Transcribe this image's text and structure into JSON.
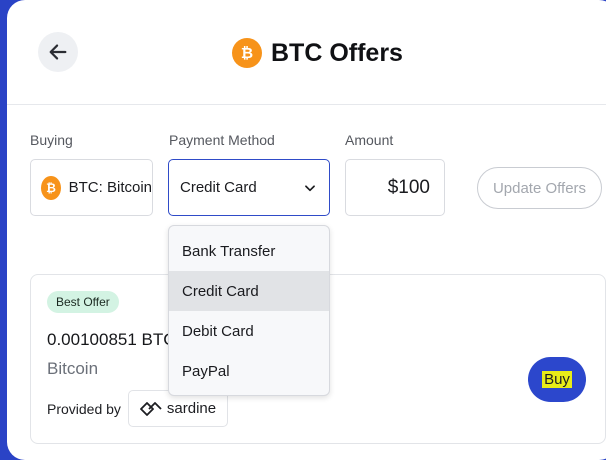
{
  "header": {
    "title": "BTC Offers",
    "back_icon": "arrow-left-icon",
    "logo_icon": "bitcoin-icon"
  },
  "form": {
    "buying": {
      "label": "Buying",
      "value": "BTC: Bitcoin"
    },
    "payment": {
      "label": "Payment Method",
      "value": "Credit Card"
    },
    "amount": {
      "label": "Amount",
      "value": "$100"
    },
    "update_button": "Update Offers"
  },
  "dropdown": {
    "options": [
      "Bank Transfer",
      "Credit Card",
      "Debit Card",
      "PayPal"
    ],
    "selected": "Credit Card"
  },
  "offer": {
    "badge": "Best Offer",
    "amount": "0.00100851 BTC",
    "asset": "Bitcoin",
    "provided_by": "Provided by",
    "provider": "sardine",
    "buy_button": "Buy"
  },
  "colors": {
    "accent": "#2c47cc",
    "bitcoin": "#f7931a",
    "badge_bg": "#d3f3e3",
    "highlight": "#e8ec18"
  }
}
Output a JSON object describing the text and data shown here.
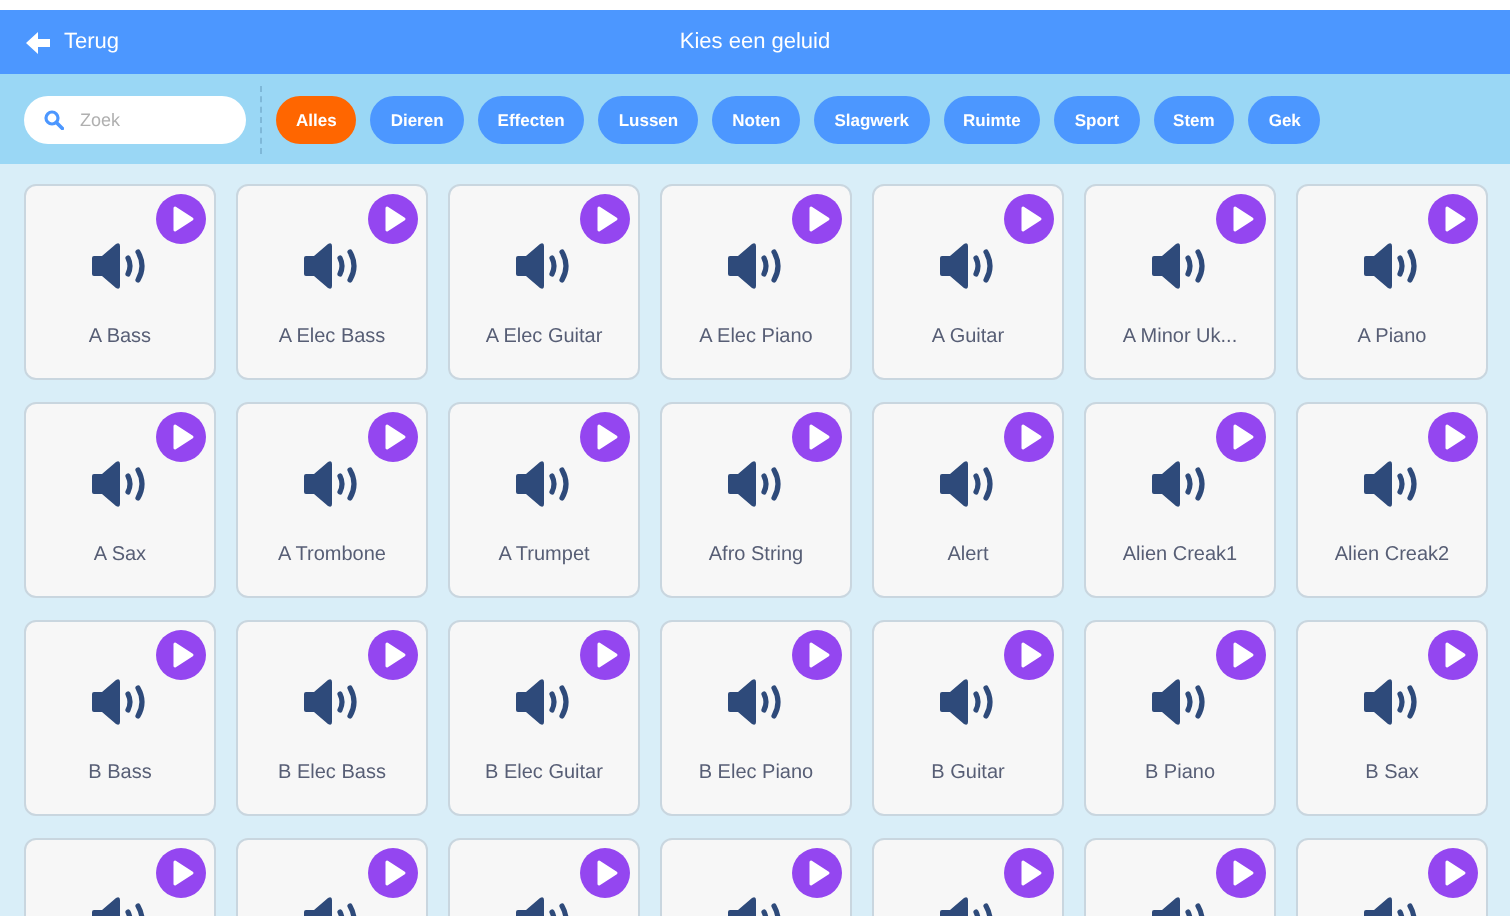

● ● ●

§ Objective:
Reproduce every entry exactly, but omit each picture.

§ Solution to this problem:
Transcribe this image's text and structure into JSON.
{
  "header": {
    "title": "BTC Offers",
    "back_icon": "arrow-left-icon",
    "logo_icon": "bitcoin-icon"
  },
  "form": {
    "buying": {
      "label": "Buying",
      "value": "BTC: Bitcoin"
    },
    "payment": {
      "label": "Payment Method",
      "value": "Credit Card"
    },
    "amount": {
      "label": "Amount",
      "value": "$100"
    },
    "update_button": "Update Offers"
  },
  "dropdown": {
    "options": [
      "Bank Transfer",
      "Credit Card",
      "Debit Card",
      "PayPal"
    ],
    "selected": "Credit Card"
  },
  "offer": {
    "badge": "Best Offer",
    "amount": "0.00100851 BTC",
    "asset": "Bitcoin",
    "provided_by": "Provided by",
    "provider": "sardine",
    "buy_button": "Buy"
  },
  "colors": {
    "accent": "#2c47cc",
    "bitcoin": "#f7931a",
    "badge_bg": "#d3f3e3",
    "highlight": "#e8ec18"
  }
}
Output a JSON object describing the text and data shown here.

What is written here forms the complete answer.